--- Instructions to follow ---
Search the material and gather each line with "necessary" in it.

** Start Data provided **

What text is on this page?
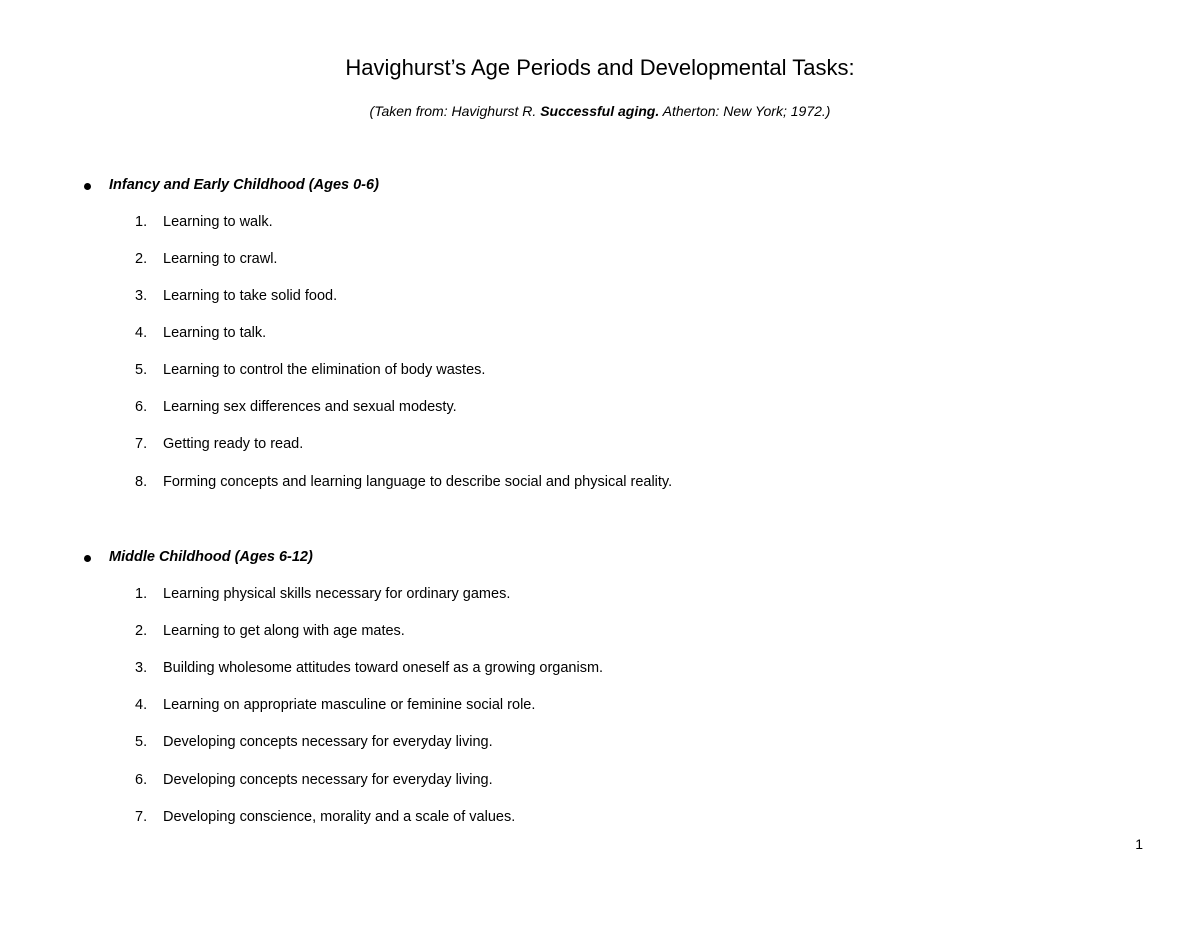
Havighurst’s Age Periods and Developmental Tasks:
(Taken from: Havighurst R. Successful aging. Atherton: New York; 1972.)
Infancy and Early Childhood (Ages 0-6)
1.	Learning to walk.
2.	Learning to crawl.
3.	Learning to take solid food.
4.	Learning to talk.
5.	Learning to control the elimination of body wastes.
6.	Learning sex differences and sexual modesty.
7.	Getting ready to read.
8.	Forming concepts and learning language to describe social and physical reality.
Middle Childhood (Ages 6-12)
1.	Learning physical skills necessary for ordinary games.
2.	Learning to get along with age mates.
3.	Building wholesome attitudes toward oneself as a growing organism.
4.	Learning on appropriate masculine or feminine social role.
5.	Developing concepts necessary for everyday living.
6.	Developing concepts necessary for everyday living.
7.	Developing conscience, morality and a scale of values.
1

** End Data provided **
** Start Data provided **

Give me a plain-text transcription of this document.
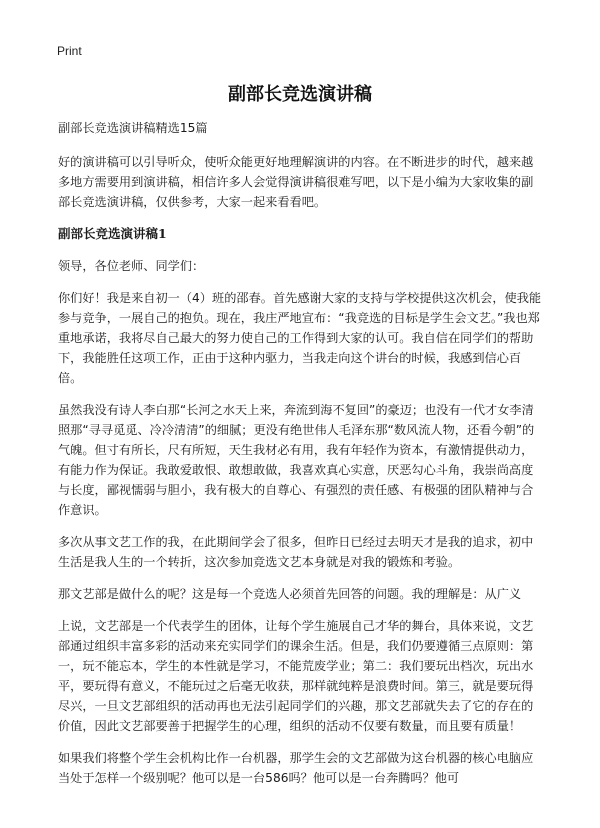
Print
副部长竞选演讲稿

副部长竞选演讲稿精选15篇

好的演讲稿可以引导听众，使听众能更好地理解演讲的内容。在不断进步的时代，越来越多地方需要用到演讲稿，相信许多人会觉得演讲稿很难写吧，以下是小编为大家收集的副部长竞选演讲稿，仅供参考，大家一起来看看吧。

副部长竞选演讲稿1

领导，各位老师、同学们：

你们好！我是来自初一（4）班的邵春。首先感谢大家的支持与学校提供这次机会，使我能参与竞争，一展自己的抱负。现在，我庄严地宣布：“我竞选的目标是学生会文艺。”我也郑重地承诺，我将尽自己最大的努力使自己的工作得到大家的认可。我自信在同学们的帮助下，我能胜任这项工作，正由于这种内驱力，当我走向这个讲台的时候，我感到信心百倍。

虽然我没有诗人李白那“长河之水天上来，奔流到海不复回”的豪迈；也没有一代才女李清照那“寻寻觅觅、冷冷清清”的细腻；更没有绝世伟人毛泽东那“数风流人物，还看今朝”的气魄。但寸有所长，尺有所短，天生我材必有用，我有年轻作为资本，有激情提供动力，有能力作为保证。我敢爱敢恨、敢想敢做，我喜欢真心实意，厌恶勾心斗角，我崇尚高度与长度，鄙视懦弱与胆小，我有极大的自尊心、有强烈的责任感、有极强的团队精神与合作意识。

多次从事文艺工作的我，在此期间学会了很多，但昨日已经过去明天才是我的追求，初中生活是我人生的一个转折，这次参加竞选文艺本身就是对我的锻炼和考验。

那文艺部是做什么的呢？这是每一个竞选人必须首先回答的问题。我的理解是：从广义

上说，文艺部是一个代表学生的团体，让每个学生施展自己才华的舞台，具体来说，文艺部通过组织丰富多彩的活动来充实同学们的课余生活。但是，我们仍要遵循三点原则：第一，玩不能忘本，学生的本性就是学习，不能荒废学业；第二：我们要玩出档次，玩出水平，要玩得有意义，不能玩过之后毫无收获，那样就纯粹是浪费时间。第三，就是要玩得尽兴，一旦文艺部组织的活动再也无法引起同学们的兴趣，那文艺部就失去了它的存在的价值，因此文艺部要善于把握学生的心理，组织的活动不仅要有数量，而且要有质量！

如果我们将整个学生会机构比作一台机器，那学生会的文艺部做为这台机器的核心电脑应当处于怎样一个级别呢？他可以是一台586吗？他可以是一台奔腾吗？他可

** End Data provided **

--- In response ---
1.	Learning physical skills necessary for ordinary games.
5.	Developing concepts necessary for everyday living.
6.	Developing concepts necessary for everyday living.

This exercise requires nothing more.